### [EXERCISE DESCRIPTION]
Set out the records as a numbered list, omitting blank lines, starting at the beginning of the records and ending at the line containing "780, 796, 801]".

### [MATERIAL FOR THIS EXERCISE]
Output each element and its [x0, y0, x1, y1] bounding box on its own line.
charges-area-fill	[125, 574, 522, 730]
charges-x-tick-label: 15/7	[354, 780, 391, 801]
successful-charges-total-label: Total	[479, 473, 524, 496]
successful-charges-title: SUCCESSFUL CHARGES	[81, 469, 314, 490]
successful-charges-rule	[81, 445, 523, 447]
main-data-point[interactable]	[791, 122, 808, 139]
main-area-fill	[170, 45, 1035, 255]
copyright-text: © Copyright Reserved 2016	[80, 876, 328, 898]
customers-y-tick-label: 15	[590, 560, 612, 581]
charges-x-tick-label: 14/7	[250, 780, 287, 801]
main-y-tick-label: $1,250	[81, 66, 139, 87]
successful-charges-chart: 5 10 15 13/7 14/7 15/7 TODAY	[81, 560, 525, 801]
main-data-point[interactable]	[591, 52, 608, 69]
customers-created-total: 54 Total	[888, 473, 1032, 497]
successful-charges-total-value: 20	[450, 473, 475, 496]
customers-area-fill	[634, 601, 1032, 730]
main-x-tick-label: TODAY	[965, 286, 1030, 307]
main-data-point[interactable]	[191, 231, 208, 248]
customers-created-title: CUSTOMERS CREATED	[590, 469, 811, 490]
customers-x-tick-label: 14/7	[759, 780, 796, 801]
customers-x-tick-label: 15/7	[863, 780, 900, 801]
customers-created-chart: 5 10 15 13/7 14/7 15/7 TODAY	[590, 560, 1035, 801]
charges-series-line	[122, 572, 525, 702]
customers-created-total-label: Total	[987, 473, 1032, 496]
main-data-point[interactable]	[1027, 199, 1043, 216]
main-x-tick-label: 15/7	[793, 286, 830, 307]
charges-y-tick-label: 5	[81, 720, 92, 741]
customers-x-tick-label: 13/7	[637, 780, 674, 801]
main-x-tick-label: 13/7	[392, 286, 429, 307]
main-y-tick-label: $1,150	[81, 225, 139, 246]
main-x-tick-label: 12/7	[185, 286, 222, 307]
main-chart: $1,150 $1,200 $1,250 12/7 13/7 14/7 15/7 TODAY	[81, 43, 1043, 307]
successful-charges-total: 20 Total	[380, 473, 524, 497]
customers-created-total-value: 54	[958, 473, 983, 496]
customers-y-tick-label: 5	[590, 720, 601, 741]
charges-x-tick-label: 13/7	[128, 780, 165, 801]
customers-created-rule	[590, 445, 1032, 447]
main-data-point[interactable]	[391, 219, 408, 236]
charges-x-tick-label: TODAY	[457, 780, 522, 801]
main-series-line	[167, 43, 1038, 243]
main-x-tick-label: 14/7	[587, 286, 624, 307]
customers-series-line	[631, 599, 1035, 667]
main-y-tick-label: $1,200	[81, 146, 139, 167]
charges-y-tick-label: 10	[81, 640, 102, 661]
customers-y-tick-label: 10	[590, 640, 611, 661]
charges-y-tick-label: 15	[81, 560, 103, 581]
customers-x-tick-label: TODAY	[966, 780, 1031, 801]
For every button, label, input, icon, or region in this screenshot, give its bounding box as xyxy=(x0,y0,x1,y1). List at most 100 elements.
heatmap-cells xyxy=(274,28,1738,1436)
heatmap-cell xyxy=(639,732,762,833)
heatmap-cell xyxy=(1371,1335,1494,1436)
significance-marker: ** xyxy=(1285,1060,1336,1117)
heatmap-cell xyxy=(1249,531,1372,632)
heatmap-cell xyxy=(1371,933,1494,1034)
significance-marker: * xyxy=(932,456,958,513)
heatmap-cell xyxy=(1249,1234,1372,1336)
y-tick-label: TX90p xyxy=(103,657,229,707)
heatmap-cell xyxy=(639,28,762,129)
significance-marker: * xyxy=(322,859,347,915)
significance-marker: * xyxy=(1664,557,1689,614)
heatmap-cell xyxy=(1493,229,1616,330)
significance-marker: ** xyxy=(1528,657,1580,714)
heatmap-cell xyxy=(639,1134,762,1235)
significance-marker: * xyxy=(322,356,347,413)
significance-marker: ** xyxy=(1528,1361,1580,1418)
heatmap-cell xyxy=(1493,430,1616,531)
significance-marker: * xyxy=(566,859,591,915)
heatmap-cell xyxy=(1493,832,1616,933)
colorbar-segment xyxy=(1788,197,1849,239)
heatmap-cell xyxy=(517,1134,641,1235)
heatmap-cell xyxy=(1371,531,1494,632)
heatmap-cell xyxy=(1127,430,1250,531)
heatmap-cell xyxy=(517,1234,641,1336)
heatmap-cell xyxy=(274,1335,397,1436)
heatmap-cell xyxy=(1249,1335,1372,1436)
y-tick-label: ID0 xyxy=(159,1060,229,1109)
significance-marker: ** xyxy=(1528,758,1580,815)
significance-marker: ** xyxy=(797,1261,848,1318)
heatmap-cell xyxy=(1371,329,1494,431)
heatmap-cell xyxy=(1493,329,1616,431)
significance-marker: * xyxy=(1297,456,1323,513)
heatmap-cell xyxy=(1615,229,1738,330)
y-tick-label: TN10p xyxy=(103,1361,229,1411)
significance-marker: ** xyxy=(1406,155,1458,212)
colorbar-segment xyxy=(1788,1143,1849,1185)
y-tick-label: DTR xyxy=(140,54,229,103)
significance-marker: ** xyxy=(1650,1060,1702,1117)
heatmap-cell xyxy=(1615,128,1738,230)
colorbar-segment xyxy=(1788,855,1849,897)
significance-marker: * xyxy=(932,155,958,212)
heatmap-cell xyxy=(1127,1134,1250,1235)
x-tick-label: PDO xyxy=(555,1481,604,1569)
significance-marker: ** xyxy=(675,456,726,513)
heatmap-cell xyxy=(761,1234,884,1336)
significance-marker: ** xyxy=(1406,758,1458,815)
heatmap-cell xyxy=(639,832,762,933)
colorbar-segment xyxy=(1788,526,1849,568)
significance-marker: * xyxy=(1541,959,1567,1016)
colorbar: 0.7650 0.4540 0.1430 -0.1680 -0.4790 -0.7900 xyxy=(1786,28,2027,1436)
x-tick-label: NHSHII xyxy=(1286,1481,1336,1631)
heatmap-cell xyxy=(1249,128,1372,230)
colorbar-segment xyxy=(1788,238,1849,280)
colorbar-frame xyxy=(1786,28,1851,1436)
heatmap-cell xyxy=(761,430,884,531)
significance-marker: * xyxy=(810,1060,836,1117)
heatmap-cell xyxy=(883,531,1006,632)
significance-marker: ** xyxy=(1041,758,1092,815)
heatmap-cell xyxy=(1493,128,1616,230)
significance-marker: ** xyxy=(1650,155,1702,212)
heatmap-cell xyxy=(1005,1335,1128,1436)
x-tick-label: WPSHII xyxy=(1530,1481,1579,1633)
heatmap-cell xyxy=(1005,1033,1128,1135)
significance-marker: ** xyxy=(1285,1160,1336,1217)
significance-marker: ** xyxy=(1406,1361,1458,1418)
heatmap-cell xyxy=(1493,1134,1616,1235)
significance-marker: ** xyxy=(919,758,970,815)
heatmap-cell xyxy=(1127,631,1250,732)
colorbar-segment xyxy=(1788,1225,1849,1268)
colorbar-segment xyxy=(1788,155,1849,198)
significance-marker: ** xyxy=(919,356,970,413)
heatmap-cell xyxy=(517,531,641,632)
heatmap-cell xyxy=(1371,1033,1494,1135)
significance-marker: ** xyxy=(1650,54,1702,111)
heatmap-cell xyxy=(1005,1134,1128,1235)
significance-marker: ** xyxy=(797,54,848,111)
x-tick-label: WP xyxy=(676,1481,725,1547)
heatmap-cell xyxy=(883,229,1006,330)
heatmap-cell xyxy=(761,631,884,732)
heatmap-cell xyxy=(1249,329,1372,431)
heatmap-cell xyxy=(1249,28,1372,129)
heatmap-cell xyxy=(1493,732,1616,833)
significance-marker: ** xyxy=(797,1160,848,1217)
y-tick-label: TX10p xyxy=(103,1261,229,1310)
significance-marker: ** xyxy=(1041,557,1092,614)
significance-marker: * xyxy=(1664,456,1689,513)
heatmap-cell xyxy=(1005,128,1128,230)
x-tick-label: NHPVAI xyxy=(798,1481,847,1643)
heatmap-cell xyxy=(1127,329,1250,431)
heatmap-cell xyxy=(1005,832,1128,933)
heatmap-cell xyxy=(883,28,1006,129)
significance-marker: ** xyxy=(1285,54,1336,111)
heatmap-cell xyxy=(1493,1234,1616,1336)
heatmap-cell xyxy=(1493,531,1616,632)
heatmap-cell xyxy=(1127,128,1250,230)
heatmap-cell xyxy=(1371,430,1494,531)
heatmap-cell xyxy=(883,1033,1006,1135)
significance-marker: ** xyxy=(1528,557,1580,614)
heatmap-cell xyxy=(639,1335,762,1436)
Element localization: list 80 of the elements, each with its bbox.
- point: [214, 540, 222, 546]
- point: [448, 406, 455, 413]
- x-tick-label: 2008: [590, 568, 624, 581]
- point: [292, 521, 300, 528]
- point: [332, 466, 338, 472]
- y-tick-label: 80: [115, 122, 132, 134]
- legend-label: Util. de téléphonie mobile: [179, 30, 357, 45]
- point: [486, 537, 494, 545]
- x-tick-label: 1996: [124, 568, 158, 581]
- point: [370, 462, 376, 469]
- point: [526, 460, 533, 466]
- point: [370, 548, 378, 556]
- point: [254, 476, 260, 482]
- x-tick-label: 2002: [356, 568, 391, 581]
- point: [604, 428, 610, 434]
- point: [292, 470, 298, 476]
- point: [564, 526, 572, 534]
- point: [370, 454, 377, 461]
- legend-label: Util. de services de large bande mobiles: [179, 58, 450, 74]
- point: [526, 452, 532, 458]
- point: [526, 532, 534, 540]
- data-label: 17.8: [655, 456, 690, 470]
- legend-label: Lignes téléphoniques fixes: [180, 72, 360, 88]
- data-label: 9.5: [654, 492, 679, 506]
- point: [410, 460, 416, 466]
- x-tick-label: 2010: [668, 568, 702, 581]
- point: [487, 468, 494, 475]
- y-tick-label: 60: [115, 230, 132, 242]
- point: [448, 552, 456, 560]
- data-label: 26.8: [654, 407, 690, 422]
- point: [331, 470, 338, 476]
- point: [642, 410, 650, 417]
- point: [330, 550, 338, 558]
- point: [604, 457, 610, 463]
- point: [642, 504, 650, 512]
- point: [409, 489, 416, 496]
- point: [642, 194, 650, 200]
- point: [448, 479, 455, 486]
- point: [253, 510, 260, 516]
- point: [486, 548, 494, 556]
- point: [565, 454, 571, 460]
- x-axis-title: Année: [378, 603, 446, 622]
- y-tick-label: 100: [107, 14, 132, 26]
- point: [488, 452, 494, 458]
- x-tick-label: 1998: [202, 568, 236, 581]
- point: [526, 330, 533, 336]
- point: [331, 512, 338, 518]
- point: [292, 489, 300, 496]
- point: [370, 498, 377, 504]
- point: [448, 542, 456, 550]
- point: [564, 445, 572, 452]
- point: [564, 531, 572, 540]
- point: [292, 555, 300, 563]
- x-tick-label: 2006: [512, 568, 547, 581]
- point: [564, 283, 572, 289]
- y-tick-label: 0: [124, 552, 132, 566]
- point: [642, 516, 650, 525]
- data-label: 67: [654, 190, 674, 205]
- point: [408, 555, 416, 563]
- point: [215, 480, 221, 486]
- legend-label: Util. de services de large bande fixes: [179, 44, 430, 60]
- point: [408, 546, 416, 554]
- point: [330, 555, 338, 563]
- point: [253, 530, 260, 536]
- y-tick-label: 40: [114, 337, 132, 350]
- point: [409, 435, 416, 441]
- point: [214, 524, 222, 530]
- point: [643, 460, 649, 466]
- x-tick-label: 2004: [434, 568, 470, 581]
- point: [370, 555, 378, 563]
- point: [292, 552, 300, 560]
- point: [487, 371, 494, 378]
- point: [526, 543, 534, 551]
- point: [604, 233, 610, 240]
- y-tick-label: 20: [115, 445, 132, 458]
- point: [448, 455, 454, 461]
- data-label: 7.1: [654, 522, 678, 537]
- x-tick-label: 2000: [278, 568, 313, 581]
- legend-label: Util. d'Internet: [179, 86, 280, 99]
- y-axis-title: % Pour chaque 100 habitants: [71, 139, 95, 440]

### [FINISHED ANSWER]
1. Output each element and its [x0, y0, x1, y1] bounding box on its own line.
2. charges-area-fill	[125, 574, 522, 730]
3. charges-x-tick-label: 15/7	[354, 780, 391, 801]
4. successful-charges-total-label: Total	[479, 473, 524, 496]
5. successful-charges-title: SUCCESSFUL CHARGES	[81, 469, 314, 490]
6. successful-charges-rule	[81, 445, 523, 447]
7. main-data-point[interactable]	[791, 122, 808, 139]
8. main-area-fill	[170, 45, 1035, 255]
9. copyright-text: © Copyright Reserved 2016	[80, 876, 328, 898]
10. customers-y-tick-label: 15	[590, 560, 612, 581]
11. charges-x-tick-label: 14/7	[250, 780, 287, 801]
12. main-y-tick-label: $1,250	[81, 66, 139, 87]
13. successful-charges-chart: 5 10 15 13/7 14/7 15/7 TODAY	[81, 560, 525, 801]
14. main-data-point[interactable]	[591, 52, 608, 69]
15. customers-created-total: 54 Total	[888, 473, 1032, 497]
16. successful-charges-total-value: 20	[450, 473, 475, 496]
17. customers-area-fill	[634, 601, 1032, 730]
18. main-x-tick-label: TODAY	[965, 286, 1030, 307]
19. main-data-point[interactable]	[191, 231, 208, 248]
20. customers-created-title: CUSTOMERS CREATED	[590, 469, 811, 490]
21. customers-x-tick-label: 14/7	[759, 780, 796, 801]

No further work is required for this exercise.